== Provided records ==

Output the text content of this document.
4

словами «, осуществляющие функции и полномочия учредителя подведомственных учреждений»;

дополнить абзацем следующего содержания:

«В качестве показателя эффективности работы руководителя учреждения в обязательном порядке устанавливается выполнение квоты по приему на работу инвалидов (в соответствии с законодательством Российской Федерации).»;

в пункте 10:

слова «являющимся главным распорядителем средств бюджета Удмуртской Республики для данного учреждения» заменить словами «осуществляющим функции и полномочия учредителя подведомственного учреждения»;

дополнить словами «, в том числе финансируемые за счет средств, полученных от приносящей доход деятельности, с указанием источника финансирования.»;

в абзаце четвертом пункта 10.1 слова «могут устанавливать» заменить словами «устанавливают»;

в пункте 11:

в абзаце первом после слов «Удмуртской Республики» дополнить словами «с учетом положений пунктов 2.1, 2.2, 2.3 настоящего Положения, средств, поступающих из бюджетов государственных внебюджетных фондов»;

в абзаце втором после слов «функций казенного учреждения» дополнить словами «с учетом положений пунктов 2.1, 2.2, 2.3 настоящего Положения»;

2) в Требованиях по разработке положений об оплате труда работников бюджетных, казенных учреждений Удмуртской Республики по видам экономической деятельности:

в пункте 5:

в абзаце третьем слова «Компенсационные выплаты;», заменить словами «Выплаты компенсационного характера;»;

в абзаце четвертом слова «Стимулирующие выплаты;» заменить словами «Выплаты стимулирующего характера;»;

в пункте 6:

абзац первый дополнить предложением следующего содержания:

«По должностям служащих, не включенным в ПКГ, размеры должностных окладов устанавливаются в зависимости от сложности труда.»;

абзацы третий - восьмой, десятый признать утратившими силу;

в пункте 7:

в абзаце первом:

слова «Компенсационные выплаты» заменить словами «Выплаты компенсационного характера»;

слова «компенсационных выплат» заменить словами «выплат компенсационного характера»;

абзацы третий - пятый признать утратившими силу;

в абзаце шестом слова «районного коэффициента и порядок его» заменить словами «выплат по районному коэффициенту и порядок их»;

===

**Required work:**
Repeat the listing exactly, from its first line to its last.

**Solution for this exercise:**
Output the text content of this document.
4

словами «, осуществляющие функции и полномочия учредителя подведомственных учреждений»;

дополнить абзацем следующего содержания:

«В качестве показателя эффективности работы руководителя учреждения в обязательном порядке устанавливается выполнение квоты по приему на работу инвалидов (в соответствии с законодательством Российской Федерации).»;

в пункте 10:

слова «являющимся главным распорядителем средств бюджета Удмуртской Республики для данного учреждения» заменить словами «осуществляющим функции и полномочия учредителя подведомственного учреждения»;

дополнить словами «, в том числе финансируемые за счет средств, полученных от приносящей доход деятельности, с указанием источника финансирования.»;

в абзаце четвертом пункта 10.1 слова «могут устанавливать» заменить словами «устанавливают»;

в пункте 11:

в абзаце первом после слов «Удмуртской Республики» дополнить словами «с учетом положений пунктов 2.1, 2.2, 2.3 настоящего Положения, средств, поступающих из бюджетов государственных внебюджетных фондов»;

в абзаце втором после слов «функций казенного учреждения» дополнить словами «с учетом положений пунктов 2.1, 2.2, 2.3 настоящего Положения»;

2) в Требованиях по разработке положений об оплате труда работников бюджетных, казенных учреждений Удмуртской Республики по видам экономической деятельности:

в пункте 5:

в абзаце третьем слова «Компенсационные выплаты;», заменить словами «Выплаты компенсационного характера;»;

в абзаце четвертом слова «Стимулирующие выплаты;» заменить словами «Выплаты стимулирующего характера;»;

в пункте 6:

абзац первый дополнить предложением следующего содержания:

«По должностям служащих, не включенным в ПКГ, размеры должностных окладов устанавливаются в зависимости от сложности труда.»;

абзацы третий - восьмой, десятый признать утратившими силу;

в пункте 7:

в абзаце первом:

слова «Компенсационные выплаты» заменить словами «Выплаты компенсационного характера»;

слова «компенсационных выплат» заменить словами «выплат компенсационного характера»;

абзацы третий - пятый признать утратившими силу;

в абзаце шестом слова «районного коэффициента и порядок его» заменить словами «выплат по районному коэффициенту и порядок их»;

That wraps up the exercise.